─── TESTO DATO ───

La recente giurisprudenza ribadisce che la tutela del diritto alla reputazione va contemperata con il diritto di e alla informazione, nonché con il diritto di cronaca; ma il soggetto interessato ha diritto a che l’informazione che lo riguarda risponda ai criteri di proporzionalità, necessità, pertinenza allo scopo, esattezza e coerenza con la sua attuale ed effettiva identità.

Pertanto, sussiste il diritto all’oblio e, cioè, a che non vengano ulteriormente divulgate informazioni (potenzialmente) lesive della reputazione in quanto divenute prive di interesse rispetto alla collettività, sia pure locale, stante il lasso di tempo intercorso dall’accadimento del fatto che ne costituisce l’oggetto, sicché il relativo trattamento viene a risultare non più giustificato.

PIGNORABILITA’ DI STIPENDI E PENSIONI

La Corte Costituzionale, con la recente ordinanza n. 91 del 28.4.2017, ha dichiarato la manifesta infondatezza della questione di legittimità costituzionale sollevata dal Tribunale Ordinario di Viterbo, in funzione di giudice dell’esecuzione, con riferimento all’art. 545, comma 4, c.p.c. nella parte in cui non prevede l’impignorabilità assoluta di quella parte della retribuzione necessaria a garantire al lavoratore i mezzi indispensabili alle sue esigenze di vita (come invece avviene per il trattamento pensionistico).

L’art. 545, comma 4, c.p.c., come noto, stabilisce che le somme dovute dai datori di lavoro privati a titolo di stipendio, di salario o di altre indennità relative al rapporto di lavoro o di impiego, comprese quelle dovute a causa di licenziamento, possono essere pignorate nella misura di un quinto.

Il Tribunale Ordinario di Viterbo ha dedotto che tale disposizione violerebbe, tra gli altri, l’art. 3 della Costituzione ed il principio di eguaglianza e di ragionevolezza ivi sancito, nella parte in cui non prevede l’impignorabilità assoluta di quella parte della retribuzione necessaria a garantire al lavoratore i mezzi indispensabili alle sue esigenze di vita (come avviene invece per il trattamento pensionistico) e, in via subordinata, nella parte in cui non prevede le medesime limitazioni in materia di pignoramento di crediti tributari introdotte dall’art. 3, comma 5, lett. b), del decreto-legge 2 marzo 2012, n. 16, convertito, con modificazioni, dall’art. 1, comma 1, della legge 26 aprile 2012 n. 44, che ha introdotto l’art. 72-ter del decreto del Presidente della Repubblica 29 settembre 1973, n. 602.

─── MATERIALE FORNITO ───

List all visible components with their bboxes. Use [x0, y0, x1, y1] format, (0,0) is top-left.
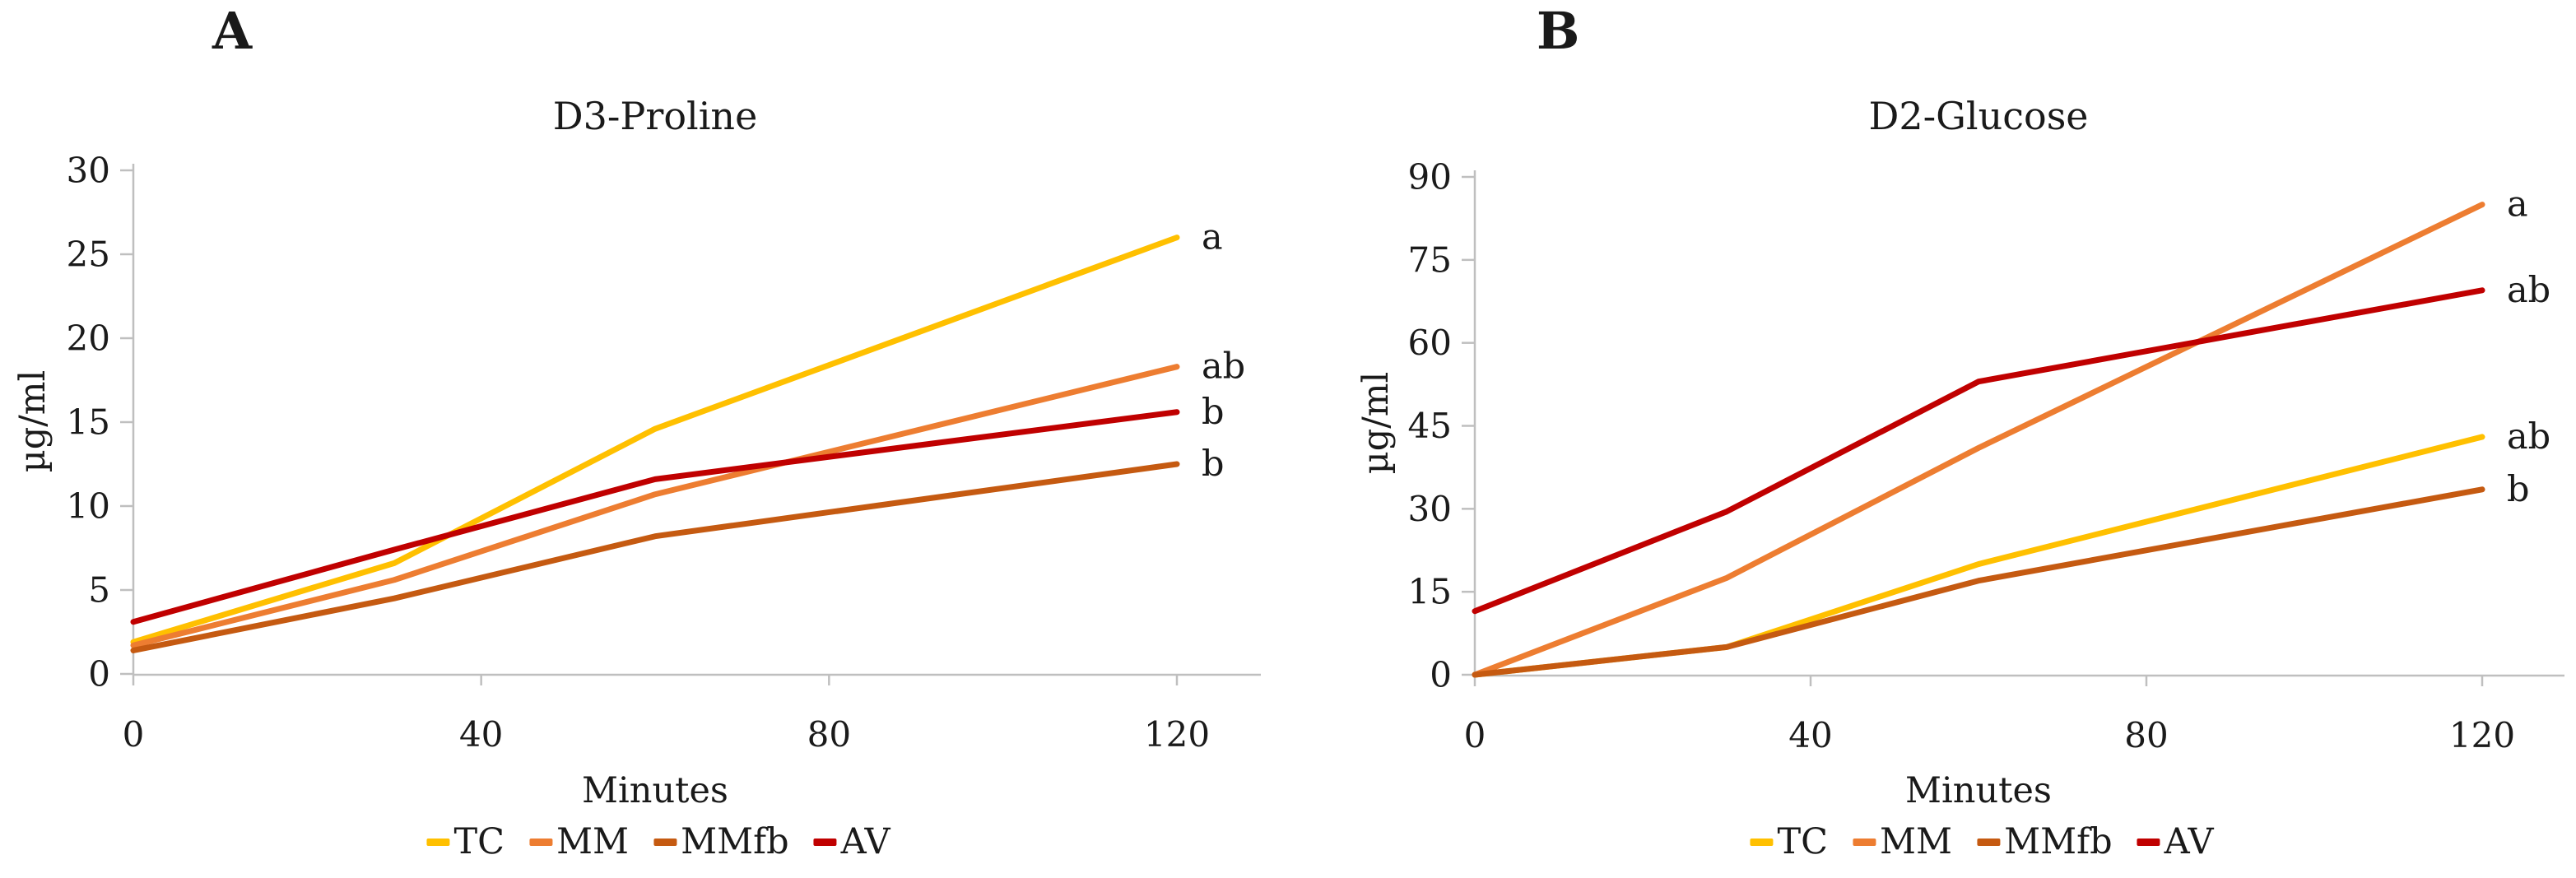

───

▸ CONSEGNA: Ricopia dal testo su oblio e pignorabilità il passo che parte da "PIGNORABILITA’ DI STIPENDI" e termina con "il trattamento pensionistico).". Per svolgere l'esercizio il materiale non serve.

▸ RISPOSTA:
PIGNORABILITA’ DI STIPENDI E PENSIONI

La Corte Costituzionale, con la recente ordinanza n. 91 del 28.4.2017, ha dichiarato la manifesta infondatezza della questione di legittimità costituzionale sollevata dal Tribunale Ordinario di Viterbo, in funzione di giudice dell’esecuzione, con riferimento all’art. 545, comma 4, c.p.c. nella parte in cui non prevede l’impignorabilità assoluta di quella parte della retribuzione necessaria a garantire al lavoratore i mezzi indispensabili alle sue esigenze di vita (come invece avviene per il trattamento pensionistico).